- Extracted data entries -
________________

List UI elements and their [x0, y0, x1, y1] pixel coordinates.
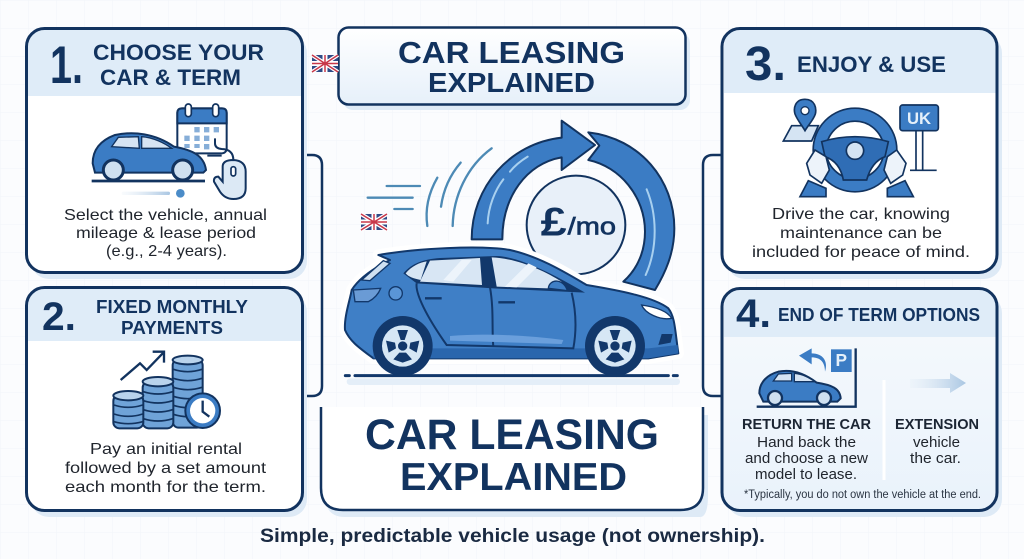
text: return the car option: and choose a new [745, 450, 868, 467]
text: return the car option: RETURN THE CAR [742, 416, 871, 433]
circular arrow [472, 121, 674, 290]
text: step 2 description: followed by a set amount [65, 460, 267, 477]
icon: car with calendar and mouse [92, 104, 246, 199]
heading: choose your car and term: CAR & TERM [100, 65, 241, 90]
car [345, 248, 678, 376]
icon: return car to parking [757, 348, 856, 407]
icon: return car to parking: P [836, 350, 847, 370]
panel 2: fixed monthly payments [26, 288, 307, 517]
payment circle: /mo [568, 214, 616, 241]
ground line [345, 376, 680, 385]
number 4: 4. [736, 292, 771, 336]
title box [338, 28, 690, 110]
text: step 3 description [752, 206, 970, 261]
title text: CAR LEASING [398, 35, 625, 70]
panel 3: enjoy and use [722, 28, 1002, 279]
illustration: car with monthly payment arrow [345, 121, 680, 385]
text: return the car option: Hand back the [757, 434, 856, 451]
title text: EXPLAINED [428, 67, 595, 98]
footnote: *Typically, you do not own the vehicle at the end. [744, 489, 981, 501]
heading: fixed monthly payments: FIXED MONTHLY [96, 297, 248, 317]
panel 4: end of term options [722, 288, 1002, 517]
panel 1: choose your car and term [26, 28, 307, 279]
lower title text [365, 411, 659, 499]
heading: enjoy and use: ENJOY & USE [797, 52, 946, 77]
icon: steering wheel with map pin and UK sign [783, 99, 938, 197]
heading: fixed monthly payments [96, 297, 248, 338]
text: step 1 description: mileage & lease period [76, 225, 256, 242]
connector: right bracket [703, 155, 722, 396]
text: step 3 description: Drive the car, knowing [772, 206, 950, 223]
heading: choose your car and term [93, 40, 264, 90]
text: step 2 description: each month for the term. [65, 479, 266, 496]
heading: end of term options: END OF TERM OPTIONS [778, 305, 980, 325]
text: extension option: the car. [910, 450, 961, 467]
lower title text: EXPLAINED [400, 456, 627, 499]
lower title box [321, 407, 708, 517]
payment circle [527, 176, 625, 274]
heading: fixed monthly payments: PAYMENTS [121, 318, 223, 338]
number 1: 1. [50, 36, 83, 95]
text: extension option: EXTENSION [895, 416, 979, 433]
text: return the car option: model to lease. [755, 466, 857, 483]
text: step 1 description [64, 207, 267, 260]
lower title text: CAR LEASING [365, 411, 659, 459]
tagline: Simple, predictable vehicle usage (not ownership). [260, 526, 765, 547]
number 3: 3. [745, 38, 786, 91]
text: extension option: vehicle [913, 434, 960, 451]
text: return the car option [742, 416, 871, 483]
icon: UK flag middle [361, 214, 387, 230]
text: step 1 description: (e.g., 2-4 years). [106, 243, 227, 260]
icon: extension arrow [910, 373, 966, 393]
connector: left bracket [302, 155, 322, 396]
text: step 1 description: Select the vehicle, annual [64, 207, 267, 224]
text: step 2 description: Pay an initial rental [90, 441, 242, 458]
icon: UK flag top [312, 55, 338, 72]
icon: steering wheel with map pin and UK sign: UK [907, 109, 931, 128]
text: extension option [895, 416, 979, 467]
motion lines [368, 148, 492, 226]
text: step 3 description: included for peace of mind. [752, 244, 970, 261]
title text [398, 35, 625, 98]
payment circle: £ [541, 200, 567, 244]
heading: choose your car and term: CHOOSE YOUR [93, 40, 264, 65]
text: step 2 description [65, 441, 267, 496]
text: step 3 description: maintenance can be [780, 225, 942, 242]
number 2: 2. [42, 295, 76, 339]
icon: coin stacks with arrow and clock [113, 352, 220, 428]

________________

- Exercise directions -
Recast every line of the records above as a JSON list of strings, one string per line, skipping blank lines and omitting the pictures.

- Written solution -
[
  "List UI elements and their [x0, y0, x1, y1] pixel coordinates.",
  "text: return the car option: and choose a new [745, 450, 868, 467]",
  "text: return the car option: RETURN THE CAR [742, 416, 871, 433]",
  "circular arrow [472, 121, 674, 290]",
  "text: step 2 description: followed by a set amount [65, 460, 267, 477]",
  "icon: car with calendar and mouse [92, 104, 246, 199]",
  "heading: choose your car and term: CAR & TERM [100, 65, 241, 90]",
  "car [345, 248, 678, 376]",
  "icon: return car to parking [757, 348, 856, 407]",
  "icon: return car to parking: P [836, 350, 847, 370]",
  "panel 2: fixed monthly payments [26, 288, 307, 517]",
  "payment circle: /mo [568, 214, 616, 241]",
  "ground line [345, 376, 680, 385]",
  "number 4: 4. [736, 292, 771, 336]",
  "title box [338, 28, 690, 110]",
  "text: step 3 description [752, 206, 970, 261]",
  "title text: CAR LEASING [398, 35, 625, 70]",
  "panel 3: enjoy and use [722, 28, 1002, 279]",
  "illustration: car with monthly payment arrow [345, 121, 680, 385]",
  "text: return the car option: Hand back the [757, 434, 856, 451]",
  "title text: EXPLAINED [428, 67, 595, 98]",
  "footnote: *Typically, you do not own the vehicle at the end. [744, 489, 981, 501]",
  "heading: fixed monthly payments: FIXED MONTHLY [96, 297, 248, 317]",
  "panel 4: end of term options [722, 288, 1002, 517]",
  "panel 1: choose your car and term [26, 28, 307, 279]",
  "lower title text [365, 411, 659, 499]",
  "heading: enjoy and use: ENJOY & USE [797, 52, 946, 77]",
  "icon: steering wheel with map pin and UK sign [783, 99, 938, 197]",
  "heading: fixed monthly payments [96, 297, 248, 338]",
  "text: step 1 description: mileage & lease period [76, 225, 256, 242]",
  "connector: right bracket [703, 155, 722, 396]",
  "text: step 3 description: Drive the car, knowing [772, 206, 950, 223]",
  "heading: choose your car and term [93, 40, 264, 90]",
  "text: step 2 description: each month for the term. [65, 479, 266, 496]",
  "heading: end of term options: END OF TERM OPTIONS [778, 305, 980, 325]",
  "text: extension option: the car. [910, 450, 961, 467]",
  "lower title text: EXPLAINED [400, 456, 627, 499]",
  "lower title box [321, 407, 708, 517]",
  "payment circle [527, 176, 625, 274]",
  "heading: fixed monthly payments: PAYMENTS [121, 318, 223, 338]",
  "number 1: 1. [50, 36, 83, 95]",
  "text: extension option: EXTENSION [895, 416, 979, 433]",
  "text: return the car option: model to lease. [755, 466, 857, 483]",
  "text: step 1 description [64, 207, 267, 260]",
  "lower title text: CAR LEASING [365, 411, 659, 459]",
  "tagline: Simple, predictable vehicle usage (not ownership). [260, 526, 765, 547]",
  "number 3: 3. [745, 38, 786, 91]",
  "text: extension option: vehicle [913, 434, 960, 451]",
  "text: return the car option [742, 416, 871, 483]",
  "icon: UK flag middle [361, 214, 387, 230]",
  "text: step 1 description: (e.g., 2-4 years). [106, 243, 227, 260]",
  "icon: extension arrow [910, 373, 966, 393]",
  "connector: left bracket [302, 155, 322, 396]",
  "text: step 1 description: Select the vehicle, annual [64, 207, 267, 224]",
  "text: step 2 description: Pay an initial rental [90, 441, 242, 458]",
  "icon: UK flag top [312, 55, 338, 72]",
  "icon: steering wheel with map pin and UK sign: UK [907, 109, 931, 128]",
  "text: extension option [895, 416, 979, 467]",
  "motion lines [368, 148, 492, 226]",
  "text: step 3 description: included for peace of mind. [752, 244, 970, 261]",
  "title text [398, 35, 625, 98]",
  "payment circle: £ [541, 200, 567, 244]",
  "heading: choose your car and term: CHOOSE YOUR [93, 40, 264, 65]",
  "text: step 2 description [65, 441, 267, 496]",
  "text: step 3 description: maintenance can be [780, 225, 942, 242]",
  "number 2: 2. [42, 295, 76, 339]",
  "icon: coin stacks with arrow and clock [113, 352, 220, 428]"
]